'''
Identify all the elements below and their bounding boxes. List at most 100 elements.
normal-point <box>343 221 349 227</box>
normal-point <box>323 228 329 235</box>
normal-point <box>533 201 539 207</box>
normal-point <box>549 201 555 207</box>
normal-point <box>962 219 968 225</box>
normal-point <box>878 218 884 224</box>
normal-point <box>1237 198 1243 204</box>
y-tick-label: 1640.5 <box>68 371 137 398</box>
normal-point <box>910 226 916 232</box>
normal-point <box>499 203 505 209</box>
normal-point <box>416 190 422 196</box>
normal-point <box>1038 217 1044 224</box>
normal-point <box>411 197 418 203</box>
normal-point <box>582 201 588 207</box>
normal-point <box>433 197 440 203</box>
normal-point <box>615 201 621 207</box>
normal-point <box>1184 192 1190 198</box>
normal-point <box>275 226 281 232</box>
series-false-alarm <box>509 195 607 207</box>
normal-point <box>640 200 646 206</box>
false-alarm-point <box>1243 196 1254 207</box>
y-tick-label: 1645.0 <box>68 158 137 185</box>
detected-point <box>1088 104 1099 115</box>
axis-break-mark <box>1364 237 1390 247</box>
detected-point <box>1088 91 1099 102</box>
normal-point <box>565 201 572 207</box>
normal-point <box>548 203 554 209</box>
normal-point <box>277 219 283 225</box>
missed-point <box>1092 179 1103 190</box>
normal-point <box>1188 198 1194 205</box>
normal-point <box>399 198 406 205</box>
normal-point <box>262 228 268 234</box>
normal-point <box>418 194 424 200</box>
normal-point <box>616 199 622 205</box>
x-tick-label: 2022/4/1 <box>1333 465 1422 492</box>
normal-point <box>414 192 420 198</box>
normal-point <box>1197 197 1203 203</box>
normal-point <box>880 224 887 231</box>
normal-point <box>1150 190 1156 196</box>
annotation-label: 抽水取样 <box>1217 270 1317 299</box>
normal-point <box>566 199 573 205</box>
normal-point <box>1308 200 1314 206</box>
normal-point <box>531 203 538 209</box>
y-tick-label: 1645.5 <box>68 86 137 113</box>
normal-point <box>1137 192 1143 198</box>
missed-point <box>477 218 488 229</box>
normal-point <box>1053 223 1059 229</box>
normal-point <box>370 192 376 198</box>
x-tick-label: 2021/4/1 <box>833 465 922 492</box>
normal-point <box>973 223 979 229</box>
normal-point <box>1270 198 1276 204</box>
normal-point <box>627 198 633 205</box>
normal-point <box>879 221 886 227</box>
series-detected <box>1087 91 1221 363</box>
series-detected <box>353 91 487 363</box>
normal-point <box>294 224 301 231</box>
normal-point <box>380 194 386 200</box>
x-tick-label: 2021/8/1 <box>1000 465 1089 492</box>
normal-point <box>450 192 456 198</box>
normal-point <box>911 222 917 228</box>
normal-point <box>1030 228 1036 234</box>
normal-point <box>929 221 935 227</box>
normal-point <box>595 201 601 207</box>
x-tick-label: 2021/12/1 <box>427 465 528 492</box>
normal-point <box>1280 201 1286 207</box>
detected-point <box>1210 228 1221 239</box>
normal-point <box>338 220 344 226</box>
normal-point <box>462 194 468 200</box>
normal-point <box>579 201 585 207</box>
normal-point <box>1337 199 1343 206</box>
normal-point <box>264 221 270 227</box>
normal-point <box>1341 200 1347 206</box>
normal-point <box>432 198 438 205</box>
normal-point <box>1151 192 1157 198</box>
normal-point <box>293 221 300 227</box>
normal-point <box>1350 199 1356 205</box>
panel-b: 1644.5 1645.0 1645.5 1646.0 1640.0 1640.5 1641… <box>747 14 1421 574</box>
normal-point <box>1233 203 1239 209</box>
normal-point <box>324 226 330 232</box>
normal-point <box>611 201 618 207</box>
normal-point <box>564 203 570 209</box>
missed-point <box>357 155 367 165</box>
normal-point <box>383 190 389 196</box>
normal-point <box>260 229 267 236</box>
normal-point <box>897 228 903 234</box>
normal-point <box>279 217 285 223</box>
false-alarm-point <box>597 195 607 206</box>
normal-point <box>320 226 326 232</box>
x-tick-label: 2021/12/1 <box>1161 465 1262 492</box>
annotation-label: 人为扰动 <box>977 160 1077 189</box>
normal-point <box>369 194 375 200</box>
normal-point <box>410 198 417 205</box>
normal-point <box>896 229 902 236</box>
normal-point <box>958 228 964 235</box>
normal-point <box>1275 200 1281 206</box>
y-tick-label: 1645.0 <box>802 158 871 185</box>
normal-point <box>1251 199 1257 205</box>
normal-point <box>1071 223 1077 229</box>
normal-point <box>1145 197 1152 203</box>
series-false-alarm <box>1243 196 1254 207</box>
'''
Reproduce all the rows, renaming every "false-alarm-point" to "false-positive-point" and leaving everything else unchanged.

Identify all the elements below and their bounding boxes. List at most 100 elements.
normal-point <box>343 221 349 227</box>
normal-point <box>323 228 329 235</box>
normal-point <box>533 201 539 207</box>
normal-point <box>549 201 555 207</box>
normal-point <box>962 219 968 225</box>
normal-point <box>878 218 884 224</box>
normal-point <box>1237 198 1243 204</box>
y-tick-label: 1640.5 <box>68 371 137 398</box>
normal-point <box>910 226 916 232</box>
normal-point <box>499 203 505 209</box>
normal-point <box>416 190 422 196</box>
normal-point <box>1038 217 1044 224</box>
normal-point <box>411 197 418 203</box>
normal-point <box>582 201 588 207</box>
normal-point <box>433 197 440 203</box>
normal-point <box>615 201 621 207</box>
normal-point <box>1184 192 1190 198</box>
normal-point <box>275 226 281 232</box>
series-false-alarm <box>509 195 607 207</box>
normal-point <box>640 200 646 206</box>
false-positive-point <box>1243 196 1254 207</box>
y-tick-label: 1645.0 <box>68 158 137 185</box>
detected-point <box>1088 104 1099 115</box>
axis-break-mark <box>1364 237 1390 247</box>
detected-point <box>1088 91 1099 102</box>
normal-point <box>565 201 572 207</box>
normal-point <box>548 203 554 209</box>
normal-point <box>277 219 283 225</box>
missed-point <box>1092 179 1103 190</box>
normal-point <box>1188 198 1194 205</box>
normal-point <box>399 198 406 205</box>
normal-point <box>262 228 268 234</box>
normal-point <box>418 194 424 200</box>
normal-point <box>616 199 622 205</box>
x-tick-label: 2022/4/1 <box>1333 465 1422 492</box>
normal-point <box>414 192 420 198</box>
normal-point <box>1197 197 1203 203</box>
normal-point <box>880 224 887 231</box>
normal-point <box>1150 190 1156 196</box>
annotation-label: 抽水取样 <box>1217 270 1317 299</box>
normal-point <box>566 199 573 205</box>
normal-point <box>1308 200 1314 206</box>
normal-point <box>531 203 538 209</box>
y-tick-label: 1645.5 <box>68 86 137 113</box>
normal-point <box>1137 192 1143 198</box>
missed-point <box>477 218 488 229</box>
normal-point <box>1053 223 1059 229</box>
normal-point <box>370 192 376 198</box>
x-tick-label: 2021/4/1 <box>833 465 922 492</box>
normal-point <box>973 223 979 229</box>
normal-point <box>1270 198 1276 204</box>
normal-point <box>627 198 633 205</box>
normal-point <box>879 221 886 227</box>
series-detected <box>1087 91 1221 363</box>
series-detected <box>353 91 487 363</box>
normal-point <box>294 224 301 231</box>
normal-point <box>380 194 386 200</box>
x-tick-label: 2021/8/1 <box>1000 465 1089 492</box>
normal-point <box>450 192 456 198</box>
normal-point <box>911 222 917 228</box>
normal-point <box>1030 228 1036 234</box>
normal-point <box>929 221 935 227</box>
normal-point <box>595 201 601 207</box>
x-tick-label: 2021/12/1 <box>427 465 528 492</box>
normal-point <box>1280 201 1286 207</box>
detected-point <box>1210 228 1221 239</box>
normal-point <box>338 220 344 226</box>
normal-point <box>462 194 468 200</box>
normal-point <box>579 201 585 207</box>
normal-point <box>1337 199 1343 206</box>
normal-point <box>264 221 270 227</box>
normal-point <box>1341 200 1347 206</box>
normal-point <box>432 198 438 205</box>
normal-point <box>1151 192 1157 198</box>
normal-point <box>293 221 300 227</box>
normal-point <box>1350 199 1356 205</box>
panel-b: 1644.5 1645.0 1645.5 1646.0 1640.0 1640.5 1641… <box>747 14 1421 574</box>
normal-point <box>1233 203 1239 209</box>
normal-point <box>324 226 330 232</box>
normal-point <box>611 201 618 207</box>
normal-point <box>564 203 570 209</box>
missed-point <box>357 155 367 165</box>
normal-point <box>383 190 389 196</box>
normal-point <box>260 229 267 236</box>
normal-point <box>897 228 903 234</box>
normal-point <box>279 217 285 223</box>
false-positive-point <box>597 195 607 206</box>
normal-point <box>320 226 326 232</box>
x-tick-label: 2021/12/1 <box>1161 465 1262 492</box>
annotation-label: 人为扰动 <box>977 160 1077 189</box>
normal-point <box>369 194 375 200</box>
normal-point <box>410 198 417 205</box>
normal-point <box>896 229 902 236</box>
normal-point <box>958 228 964 235</box>
normal-point <box>1275 200 1281 206</box>
y-tick-label: 1645.0 <box>802 158 871 185</box>
normal-point <box>1251 199 1257 205</box>
normal-point <box>1071 223 1077 229</box>
normal-point <box>1145 197 1152 203</box>
series-false-alarm <box>1243 196 1254 207</box>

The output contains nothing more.